» Task description
Every line below that contains "globe" is to be copied.

-------- Data for the task --------

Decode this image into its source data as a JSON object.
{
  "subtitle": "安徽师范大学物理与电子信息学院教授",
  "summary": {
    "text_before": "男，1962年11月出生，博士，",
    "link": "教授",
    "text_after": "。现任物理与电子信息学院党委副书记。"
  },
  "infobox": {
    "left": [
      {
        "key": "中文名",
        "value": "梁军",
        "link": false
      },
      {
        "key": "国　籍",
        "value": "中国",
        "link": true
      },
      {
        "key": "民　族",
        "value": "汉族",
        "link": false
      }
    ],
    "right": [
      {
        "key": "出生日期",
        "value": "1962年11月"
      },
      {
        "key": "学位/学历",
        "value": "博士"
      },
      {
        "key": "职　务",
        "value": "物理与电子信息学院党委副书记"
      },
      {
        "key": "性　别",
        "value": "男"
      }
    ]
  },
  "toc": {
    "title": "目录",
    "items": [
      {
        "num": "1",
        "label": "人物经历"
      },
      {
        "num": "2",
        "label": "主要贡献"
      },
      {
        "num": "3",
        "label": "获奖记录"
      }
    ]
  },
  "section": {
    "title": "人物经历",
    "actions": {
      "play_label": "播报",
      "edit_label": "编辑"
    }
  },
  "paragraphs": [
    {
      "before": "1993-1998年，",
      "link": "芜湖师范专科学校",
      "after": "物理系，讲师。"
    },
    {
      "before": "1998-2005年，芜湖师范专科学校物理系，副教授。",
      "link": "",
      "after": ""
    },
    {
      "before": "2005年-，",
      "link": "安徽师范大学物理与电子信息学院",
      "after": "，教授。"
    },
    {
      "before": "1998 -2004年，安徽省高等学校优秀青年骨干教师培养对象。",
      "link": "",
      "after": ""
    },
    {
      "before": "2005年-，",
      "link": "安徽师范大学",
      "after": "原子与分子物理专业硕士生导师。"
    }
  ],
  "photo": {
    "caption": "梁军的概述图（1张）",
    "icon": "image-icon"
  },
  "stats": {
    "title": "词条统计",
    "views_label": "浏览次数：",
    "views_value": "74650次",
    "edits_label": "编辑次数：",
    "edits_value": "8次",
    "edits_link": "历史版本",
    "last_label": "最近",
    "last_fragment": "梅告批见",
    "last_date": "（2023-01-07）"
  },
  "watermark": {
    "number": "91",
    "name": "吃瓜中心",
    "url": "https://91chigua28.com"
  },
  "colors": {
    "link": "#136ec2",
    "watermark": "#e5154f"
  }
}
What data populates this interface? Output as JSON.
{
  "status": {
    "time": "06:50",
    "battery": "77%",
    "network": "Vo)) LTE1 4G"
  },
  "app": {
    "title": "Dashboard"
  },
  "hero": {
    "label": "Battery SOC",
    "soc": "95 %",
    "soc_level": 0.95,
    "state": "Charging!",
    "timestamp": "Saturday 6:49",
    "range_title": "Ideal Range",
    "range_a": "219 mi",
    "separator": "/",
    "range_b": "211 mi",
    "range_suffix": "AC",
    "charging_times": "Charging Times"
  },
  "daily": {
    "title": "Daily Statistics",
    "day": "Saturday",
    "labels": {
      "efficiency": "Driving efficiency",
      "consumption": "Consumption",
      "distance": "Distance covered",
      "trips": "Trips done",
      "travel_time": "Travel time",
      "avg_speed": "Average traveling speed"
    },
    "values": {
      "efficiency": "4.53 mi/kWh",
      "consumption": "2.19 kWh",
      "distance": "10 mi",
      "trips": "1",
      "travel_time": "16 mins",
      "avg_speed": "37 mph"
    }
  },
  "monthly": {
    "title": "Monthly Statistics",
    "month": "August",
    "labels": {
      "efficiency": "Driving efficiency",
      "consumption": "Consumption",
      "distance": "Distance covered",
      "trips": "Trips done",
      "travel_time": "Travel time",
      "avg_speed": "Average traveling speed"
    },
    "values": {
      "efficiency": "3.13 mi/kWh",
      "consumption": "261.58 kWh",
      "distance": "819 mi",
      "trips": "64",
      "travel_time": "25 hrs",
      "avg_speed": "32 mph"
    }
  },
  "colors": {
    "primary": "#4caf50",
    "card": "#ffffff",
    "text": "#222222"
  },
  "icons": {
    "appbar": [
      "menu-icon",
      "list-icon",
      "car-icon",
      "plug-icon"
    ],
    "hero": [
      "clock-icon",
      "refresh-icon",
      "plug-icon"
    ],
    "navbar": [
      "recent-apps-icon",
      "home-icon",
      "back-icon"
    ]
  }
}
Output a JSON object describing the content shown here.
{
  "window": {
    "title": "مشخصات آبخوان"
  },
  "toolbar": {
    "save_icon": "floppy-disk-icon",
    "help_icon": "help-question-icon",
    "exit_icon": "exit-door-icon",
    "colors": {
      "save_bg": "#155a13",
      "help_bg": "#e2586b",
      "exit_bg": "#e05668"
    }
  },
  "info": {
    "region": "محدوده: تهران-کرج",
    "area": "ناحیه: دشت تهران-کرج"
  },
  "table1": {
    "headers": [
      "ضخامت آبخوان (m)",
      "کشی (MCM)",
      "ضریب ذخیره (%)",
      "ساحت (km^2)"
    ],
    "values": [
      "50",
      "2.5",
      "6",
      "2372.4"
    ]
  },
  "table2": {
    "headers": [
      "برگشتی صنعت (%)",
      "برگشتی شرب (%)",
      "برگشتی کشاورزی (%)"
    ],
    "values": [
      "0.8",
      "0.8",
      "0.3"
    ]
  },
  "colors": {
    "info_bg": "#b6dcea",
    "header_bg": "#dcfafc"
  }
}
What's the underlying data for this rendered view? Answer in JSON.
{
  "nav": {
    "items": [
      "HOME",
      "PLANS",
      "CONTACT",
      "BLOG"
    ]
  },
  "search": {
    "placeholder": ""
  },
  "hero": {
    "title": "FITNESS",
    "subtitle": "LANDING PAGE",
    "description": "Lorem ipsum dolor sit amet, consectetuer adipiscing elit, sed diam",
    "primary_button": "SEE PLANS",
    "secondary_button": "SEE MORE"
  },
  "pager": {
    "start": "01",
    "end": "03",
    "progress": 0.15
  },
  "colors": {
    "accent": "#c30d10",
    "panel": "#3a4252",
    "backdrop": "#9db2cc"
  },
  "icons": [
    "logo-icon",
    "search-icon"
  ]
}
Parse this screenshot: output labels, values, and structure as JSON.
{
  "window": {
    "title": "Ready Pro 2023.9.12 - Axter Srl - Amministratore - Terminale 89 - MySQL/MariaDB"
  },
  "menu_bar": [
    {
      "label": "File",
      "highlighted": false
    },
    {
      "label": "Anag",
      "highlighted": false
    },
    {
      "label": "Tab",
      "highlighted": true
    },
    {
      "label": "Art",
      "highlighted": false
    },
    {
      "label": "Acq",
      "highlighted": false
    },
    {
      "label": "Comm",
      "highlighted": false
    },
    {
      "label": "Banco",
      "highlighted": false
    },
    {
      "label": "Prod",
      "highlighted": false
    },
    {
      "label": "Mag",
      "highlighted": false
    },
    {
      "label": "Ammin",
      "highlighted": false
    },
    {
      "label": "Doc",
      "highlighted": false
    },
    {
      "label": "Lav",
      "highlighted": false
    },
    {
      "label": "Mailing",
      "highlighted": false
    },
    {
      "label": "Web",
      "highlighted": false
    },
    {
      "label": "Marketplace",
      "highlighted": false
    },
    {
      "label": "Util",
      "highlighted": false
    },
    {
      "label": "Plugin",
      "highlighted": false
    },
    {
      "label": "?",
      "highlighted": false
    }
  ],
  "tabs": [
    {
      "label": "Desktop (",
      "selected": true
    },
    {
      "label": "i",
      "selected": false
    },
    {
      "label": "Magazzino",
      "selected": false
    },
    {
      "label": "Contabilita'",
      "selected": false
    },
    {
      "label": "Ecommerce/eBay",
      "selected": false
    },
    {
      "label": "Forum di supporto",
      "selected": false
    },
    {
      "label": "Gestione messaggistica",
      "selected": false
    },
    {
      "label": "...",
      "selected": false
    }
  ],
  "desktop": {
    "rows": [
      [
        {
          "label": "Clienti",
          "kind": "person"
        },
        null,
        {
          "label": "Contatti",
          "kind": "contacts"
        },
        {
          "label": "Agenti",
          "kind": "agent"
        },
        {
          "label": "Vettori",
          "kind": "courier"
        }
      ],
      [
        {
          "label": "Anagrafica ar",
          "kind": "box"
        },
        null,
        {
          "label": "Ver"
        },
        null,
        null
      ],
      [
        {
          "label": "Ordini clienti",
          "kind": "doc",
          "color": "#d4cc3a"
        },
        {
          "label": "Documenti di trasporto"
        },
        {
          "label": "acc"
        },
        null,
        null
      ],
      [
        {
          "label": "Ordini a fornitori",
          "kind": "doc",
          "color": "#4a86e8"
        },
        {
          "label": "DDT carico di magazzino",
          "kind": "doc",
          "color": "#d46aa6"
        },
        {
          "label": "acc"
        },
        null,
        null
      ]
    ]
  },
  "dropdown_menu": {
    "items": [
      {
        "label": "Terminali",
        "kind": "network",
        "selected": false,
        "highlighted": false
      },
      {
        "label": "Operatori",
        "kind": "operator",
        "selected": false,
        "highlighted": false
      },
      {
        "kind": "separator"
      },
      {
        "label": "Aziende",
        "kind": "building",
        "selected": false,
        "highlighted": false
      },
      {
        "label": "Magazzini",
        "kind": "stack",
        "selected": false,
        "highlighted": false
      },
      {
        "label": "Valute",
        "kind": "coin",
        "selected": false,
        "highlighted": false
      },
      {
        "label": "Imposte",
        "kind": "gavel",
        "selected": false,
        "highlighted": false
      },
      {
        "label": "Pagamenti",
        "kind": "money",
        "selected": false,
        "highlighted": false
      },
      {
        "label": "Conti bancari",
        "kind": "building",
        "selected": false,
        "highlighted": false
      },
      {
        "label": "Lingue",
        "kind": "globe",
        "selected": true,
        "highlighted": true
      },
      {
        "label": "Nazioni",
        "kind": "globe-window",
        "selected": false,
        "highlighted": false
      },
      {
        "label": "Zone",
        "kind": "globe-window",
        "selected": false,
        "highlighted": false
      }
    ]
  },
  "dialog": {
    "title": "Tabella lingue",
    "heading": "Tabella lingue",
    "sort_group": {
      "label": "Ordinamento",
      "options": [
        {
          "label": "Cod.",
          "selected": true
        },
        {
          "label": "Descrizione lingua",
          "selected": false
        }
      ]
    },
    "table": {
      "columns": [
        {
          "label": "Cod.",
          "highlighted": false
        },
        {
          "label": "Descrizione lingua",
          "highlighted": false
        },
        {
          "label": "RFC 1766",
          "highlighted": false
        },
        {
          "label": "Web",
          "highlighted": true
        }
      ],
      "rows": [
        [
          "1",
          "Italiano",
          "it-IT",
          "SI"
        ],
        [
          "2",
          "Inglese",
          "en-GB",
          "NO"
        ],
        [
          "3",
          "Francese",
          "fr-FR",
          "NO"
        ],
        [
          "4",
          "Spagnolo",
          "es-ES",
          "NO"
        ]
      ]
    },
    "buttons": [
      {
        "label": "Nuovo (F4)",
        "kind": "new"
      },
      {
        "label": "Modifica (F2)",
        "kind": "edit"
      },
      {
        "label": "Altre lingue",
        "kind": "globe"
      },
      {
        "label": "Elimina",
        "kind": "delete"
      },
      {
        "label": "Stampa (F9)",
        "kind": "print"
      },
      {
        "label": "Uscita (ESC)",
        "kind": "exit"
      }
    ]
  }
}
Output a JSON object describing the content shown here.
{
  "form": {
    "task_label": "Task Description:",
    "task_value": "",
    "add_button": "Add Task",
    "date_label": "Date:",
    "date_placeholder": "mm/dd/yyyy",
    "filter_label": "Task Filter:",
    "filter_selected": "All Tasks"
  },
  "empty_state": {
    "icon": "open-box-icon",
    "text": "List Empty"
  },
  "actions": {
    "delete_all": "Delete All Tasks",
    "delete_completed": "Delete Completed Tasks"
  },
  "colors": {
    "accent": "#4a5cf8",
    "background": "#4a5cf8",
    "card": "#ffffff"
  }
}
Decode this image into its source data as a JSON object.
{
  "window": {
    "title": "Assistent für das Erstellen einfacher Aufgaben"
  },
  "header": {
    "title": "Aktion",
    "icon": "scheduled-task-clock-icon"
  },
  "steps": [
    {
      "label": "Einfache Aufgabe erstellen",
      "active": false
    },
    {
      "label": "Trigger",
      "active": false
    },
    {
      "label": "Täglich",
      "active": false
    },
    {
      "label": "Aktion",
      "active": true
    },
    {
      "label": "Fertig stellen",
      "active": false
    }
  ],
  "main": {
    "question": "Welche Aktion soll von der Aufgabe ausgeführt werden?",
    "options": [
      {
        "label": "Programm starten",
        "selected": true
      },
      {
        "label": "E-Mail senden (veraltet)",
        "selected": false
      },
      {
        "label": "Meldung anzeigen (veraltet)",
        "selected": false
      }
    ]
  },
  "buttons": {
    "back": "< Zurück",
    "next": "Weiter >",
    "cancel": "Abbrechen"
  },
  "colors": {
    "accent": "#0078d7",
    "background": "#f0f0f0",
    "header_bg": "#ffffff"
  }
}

--------

» Exercise solution
        "kind": "globe",
        "kind": "globe-window",
        "kind": "globe-window",
        "kind": "globe"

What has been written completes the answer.